Take each line that has the word "subtitle" and return it.

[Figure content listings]
* * * *

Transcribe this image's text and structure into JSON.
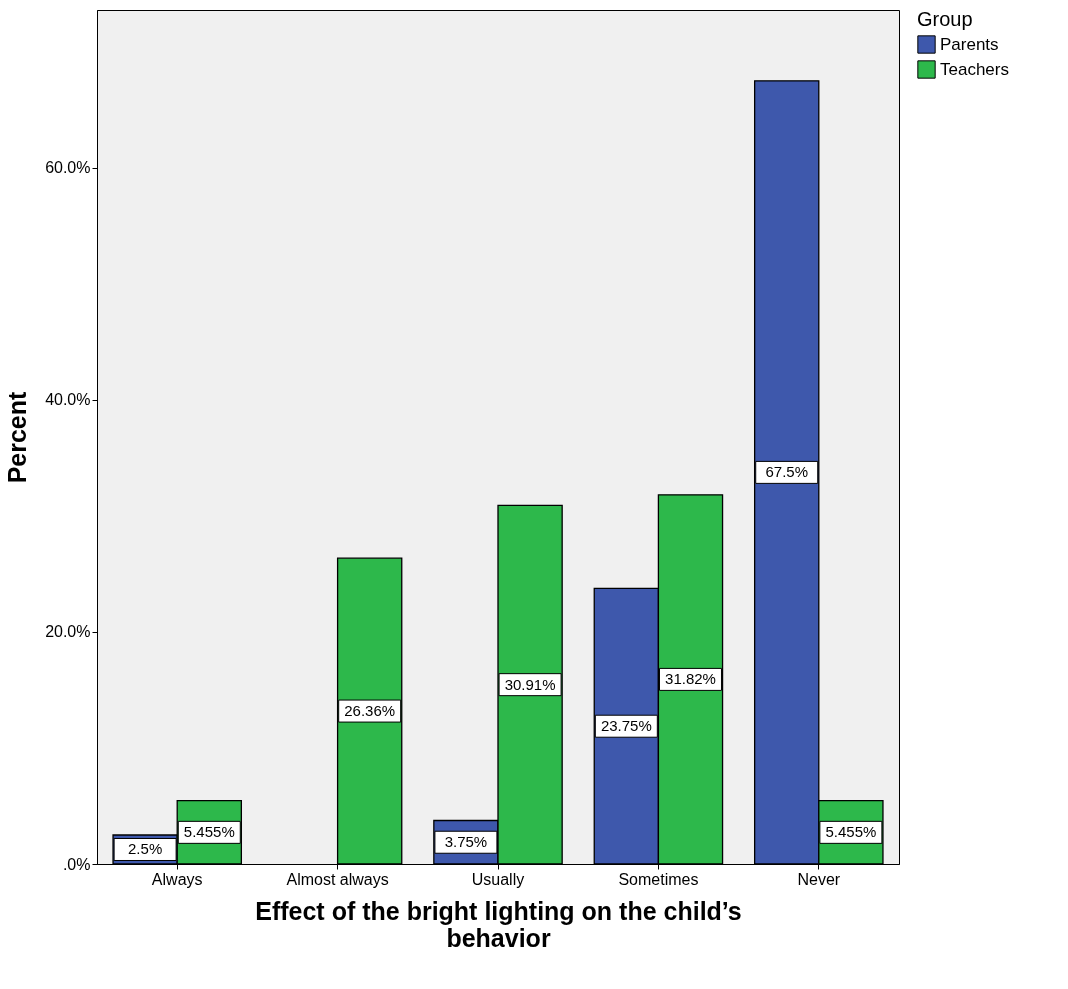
{
  "chart_data": {
    "type": "bar",
    "xlabel": "Effect of the bright lighting on the child’s behavior",
    "ylabel": "Percent",
    "legend_title": "Group",
    "categories": [
      "Always",
      "Almost always",
      "Usually",
      "Sometimes",
      "Never"
    ],
    "series": [
      {
        "name": "Parents",
        "color": "#3e58ac",
        "values": [
          2.5,
          null,
          3.75,
          23.75,
          67.5
        ],
        "value_labels": [
          "2.5%",
          null,
          "3.75%",
          "23.75%",
          "67.5%"
        ]
      },
      {
        "name": "Teachers",
        "color": "#2db84b",
        "values": [
          5.455,
          26.36,
          30.91,
          31.82,
          5.455
        ],
        "value_labels": [
          "5.455%",
          "26.36%",
          "30.91%",
          "31.82%",
          "5.455%"
        ]
      }
    ],
    "ylim": [
      0,
      73.6
    ],
    "yticks": [
      {
        "value": 0,
        "label": ".0%"
      },
      {
        "value": 20,
        "label": "20.0%"
      },
      {
        "value": 40,
        "label": "40.0%"
      },
      {
        "value": 60,
        "label": "60.0%"
      }
    ],
    "grid": false,
    "legend": "top right"
  }
}
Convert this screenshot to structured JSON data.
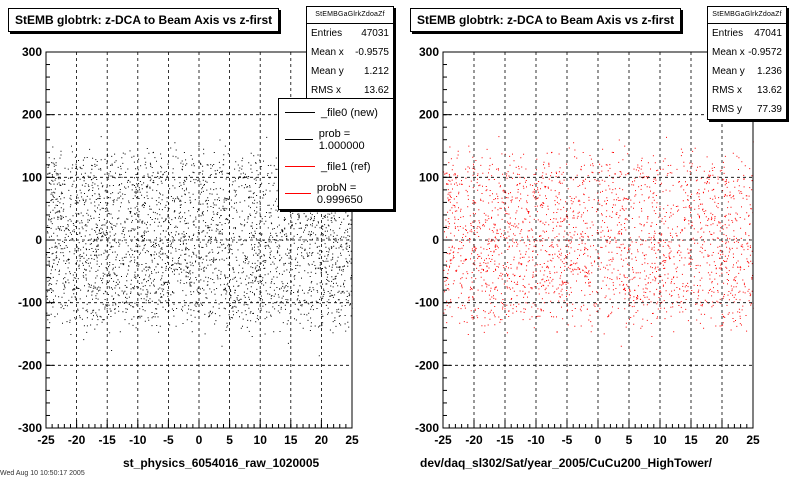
{
  "chart_data": [
    {
      "type": "scatter",
      "title": "StEMB globtrk: z-DCA to Beam Axis vs z-first",
      "xlabel": "st_physics_6054016_raw_1020005",
      "ylabel": "",
      "xlim": [
        -25,
        25
      ],
      "ylim": [
        -300,
        300
      ],
      "xticks": [
        "-25",
        "-20",
        "-15",
        "-10",
        "-5",
        "0",
        "5",
        "10",
        "15",
        "20",
        "25"
      ],
      "yticks": [
        "-300",
        "-200",
        "-100",
        "0",
        "100",
        "200",
        "300"
      ],
      "grid": true,
      "marker_color": "#000000",
      "stats": {
        "name": "StEMBGaGlrkZdoaZf",
        "rows": [
          {
            "label": "Entries",
            "value": "47031"
          },
          {
            "label": "Mean x",
            "value": "-0.9575"
          },
          {
            "label": "Mean y",
            "value": "1.212"
          },
          {
            "label": "RMS x",
            "value": "13.62"
          }
        ]
      },
      "legend": {
        "placement": "top-right",
        "entries": [
          {
            "label": "_file0 (new)",
            "color": "#000000"
          },
          {
            "label": "prob = 1.000000",
            "color": "#000000"
          },
          {
            "label": "_file1 (ref)",
            "color": "#ff0000"
          },
          {
            "label": "probN = 0.999650",
            "color": "#ff0000"
          }
        ]
      },
      "density": {
        "mean_y": 1.2,
        "band_halfwidth": 140,
        "entries": 47031
      }
    },
    {
      "type": "scatter",
      "title": "StEMB globtrk: z-DCA to Beam Axis vs z-first",
      "xlabel": "dev/daq_sl302/Sat/year_2005/CuCu200_HighTower/",
      "ylabel": "",
      "xlim": [
        -25,
        25
      ],
      "ylim": [
        -300,
        300
      ],
      "xticks": [
        "-25",
        "-20",
        "-15",
        "-10",
        "-5",
        "0",
        "5",
        "10",
        "15",
        "20",
        "25"
      ],
      "yticks": [
        "-300",
        "-200",
        "-100",
        "0",
        "100",
        "200",
        "300"
      ],
      "grid": true,
      "marker_color": "#ff0000",
      "stats": {
        "name": "StEMBGaGlrkZdoaZf",
        "rows": [
          {
            "label": "Entries",
            "value": "47041"
          },
          {
            "label": "Mean x",
            "value": "-0.9572"
          },
          {
            "label": "Mean y",
            "value": "1.236"
          },
          {
            "label": "RMS x",
            "value": "13.62"
          },
          {
            "label": "RMS y",
            "value": "77.39"
          }
        ]
      },
      "density": {
        "mean_y": 1.2,
        "band_halfwidth": 140,
        "entries": 47041
      }
    }
  ],
  "footer_text": "Wed Aug 10 10:50:17 2005"
}
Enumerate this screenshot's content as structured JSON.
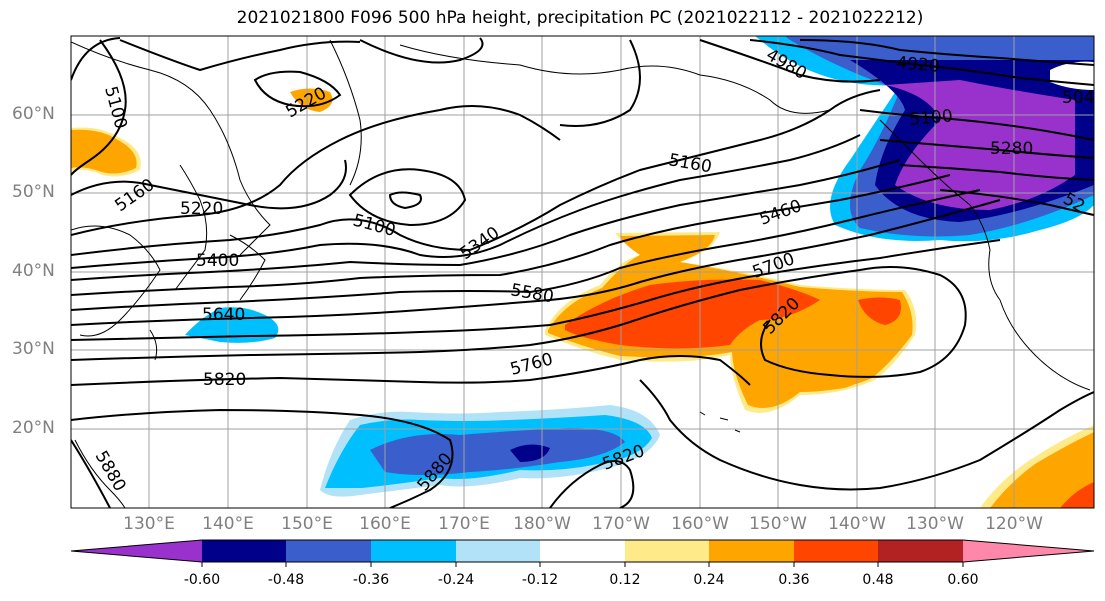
{
  "title": "2021021800 F096 500 hPa height, precipitation PC (2021022112 - 2021022212)",
  "lat_labels": [
    "60°N",
    "50°N",
    "40°N",
    "30°N",
    "20°N"
  ],
  "lon_labels": [
    "130°E",
    "140°E",
    "150°E",
    "160°E",
    "170°E",
    "180°W",
    "170°W",
    "160°W",
    "150°W",
    "140°W",
    "130°W",
    "120°W"
  ],
  "contour_labels": [
    "5100",
    "5220",
    "5160",
    "5220",
    "5400",
    "5640",
    "5820",
    "5880",
    "5100",
    "5340",
    "5580",
    "5760",
    "5820",
    "5700",
    "5460",
    "5160",
    "5100",
    "4980",
    "4920",
    "5280",
    "504",
    "52",
    "5820",
    "5880"
  ],
  "colorbar": {
    "ticks": [
      "-0.60",
      "-0.48",
      "-0.36",
      "-0.24",
      "-0.12",
      "0.12",
      "0.24",
      "0.36",
      "0.48",
      "0.60"
    ],
    "colors": [
      "#9932CC",
      "#00008B",
      "#3A5FCD",
      "#00BFFF",
      "#B2E2F8",
      "#FFFFFF",
      "#FFEA8A",
      "#FFA500",
      "#FF4500",
      "#B22222",
      "#FF88AA"
    ]
  }
}
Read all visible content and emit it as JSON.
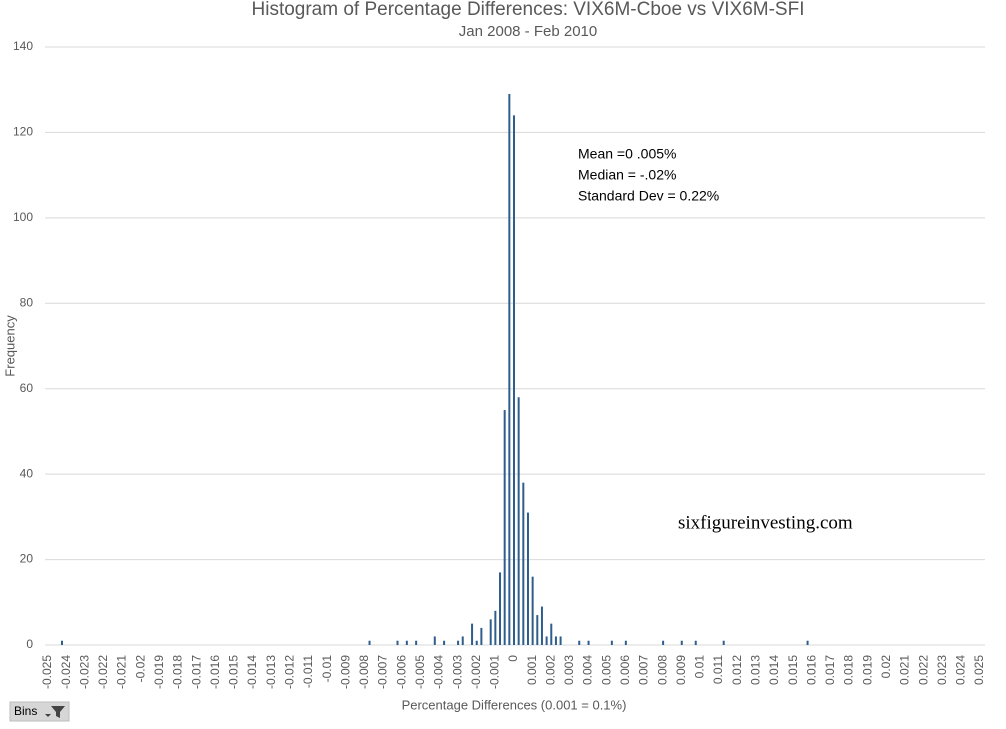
{
  "chart_data": {
    "type": "bar",
    "title": "Histogram of Percentage Differences: VIX6M-Cboe vs VIX6M-SFI",
    "subtitle": "Jan 2008 - Feb 2010",
    "x_label": "Percentage Differences (0.001 = 0.1%)",
    "y_label": "Frequency",
    "annotations": [
      "Mean  =0 .005%",
      "Median = -.02%",
      "Standard Dev = 0.22%"
    ],
    "watermark": "sixfigureinvesting.com",
    "color": "#2f5d8c",
    "grid": true,
    "x": [
      -0.02425,
      -0.00775,
      -0.00625,
      -0.00575,
      -0.00525,
      -0.00425,
      -0.00375,
      -0.003,
      -0.00275,
      -0.00225,
      -0.002,
      -0.00175,
      -0.00125,
      -0.001,
      -0.00075,
      -0.0005,
      -0.00025,
      0,
      0.00025,
      0.0005,
      0.00075,
      0.001,
      0.00125,
      0.0015,
      0.00175,
      0.002,
      0.00225,
      0.0025,
      0.0035,
      0.004,
      0.00525,
      0.006,
      0.008,
      0.009,
      0.00975,
      0.01125,
      0.01575
    ],
    "values": [
      1,
      1,
      1,
      1,
      1,
      2,
      1,
      1,
      2,
      5,
      1,
      4,
      6,
      8,
      17,
      55,
      129,
      124,
      58,
      38,
      31,
      16,
      7,
      9,
      2,
      5,
      2,
      2,
      1,
      1,
      1,
      1,
      1,
      1,
      1,
      1,
      1
    ],
    "xlim": [
      -0.025,
      0.025
    ],
    "xticks": [
      -0.025,
      -0.024,
      -0.023,
      -0.022,
      -0.021,
      -0.02,
      -0.019,
      -0.018,
      -0.017,
      -0.016,
      -0.015,
      -0.014,
      -0.013,
      -0.012,
      -0.011,
      -0.01,
      -0.009,
      -0.008,
      -0.007,
      -0.006,
      -0.005,
      -0.004,
      -0.003,
      -0.002,
      -0.001,
      0,
      0.001,
      0.002,
      0.003,
      0.004,
      0.005,
      0.006,
      0.007,
      0.008,
      0.009,
      0.01,
      0.011,
      0.012,
      0.013,
      0.014,
      0.015,
      0.016,
      0.017,
      0.018,
      0.019,
      0.02,
      0.021,
      0.022,
      0.023,
      0.024,
      0.025
    ],
    "ylim": [
      0,
      140
    ],
    "yticks": [
      0,
      20,
      40,
      60,
      80,
      100,
      120,
      140
    ]
  },
  "ui": {
    "filter_button": "Bins"
  }
}
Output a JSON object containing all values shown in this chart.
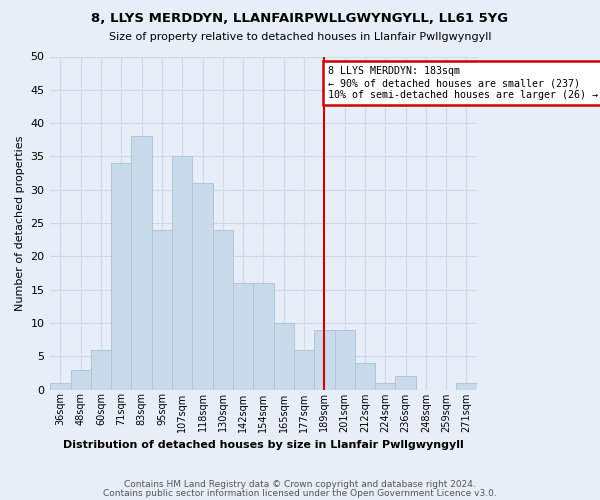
{
  "title": "8, LLYS MERDDYN, LLANFAIRPWLLGWYNGYLL, LL61 5YG",
  "subtitle": "Size of property relative to detached houses in Llanfair Pwllgwyngyll",
  "xlabel": "Distribution of detached houses by size in Llanfair Pwllgwyngyll",
  "ylabel": "Number of detached properties",
  "bin_labels": [
    "36sqm",
    "48sqm",
    "60sqm",
    "71sqm",
    "83sqm",
    "95sqm",
    "107sqm",
    "118sqm",
    "130sqm",
    "142sqm",
    "154sqm",
    "165sqm",
    "177sqm",
    "189sqm",
    "201sqm",
    "212sqm",
    "224sqm",
    "236sqm",
    "248sqm",
    "259sqm",
    "271sqm"
  ],
  "bar_heights": [
    1,
    3,
    6,
    34,
    38,
    24,
    35,
    31,
    24,
    16,
    16,
    10,
    6,
    9,
    9,
    4,
    1,
    2,
    0,
    0,
    1
  ],
  "bar_color": "#c9daea",
  "bar_edge_color": "#b0c4d8",
  "grid_color": "#d0d8e8",
  "background_color": "#e8eef8",
  "property_line_index": 13.0,
  "property_line_color": "#cc0000",
  "annotation_text": "8 LLYS MERDDYN: 183sqm\n← 90% of detached houses are smaller (237)\n10% of semi-detached houses are larger (26) →",
  "annotation_box_color": "#cc0000",
  "ylim": [
    0,
    50
  ],
  "yticks": [
    0,
    5,
    10,
    15,
    20,
    25,
    30,
    35,
    40,
    45,
    50
  ],
  "footer_line1": "Contains HM Land Registry data © Crown copyright and database right 2024.",
  "footer_line2": "Contains public sector information licensed under the Open Government Licence v3.0.",
  "n_bins": 21
}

* * * *

## SOLUTION FOR THIS TASK:
    "subtitle": "Jan 2008 - Feb 2010",
  "subtitle": "Size of property relative to detached houses in Llanfair Pwllgwyngyll",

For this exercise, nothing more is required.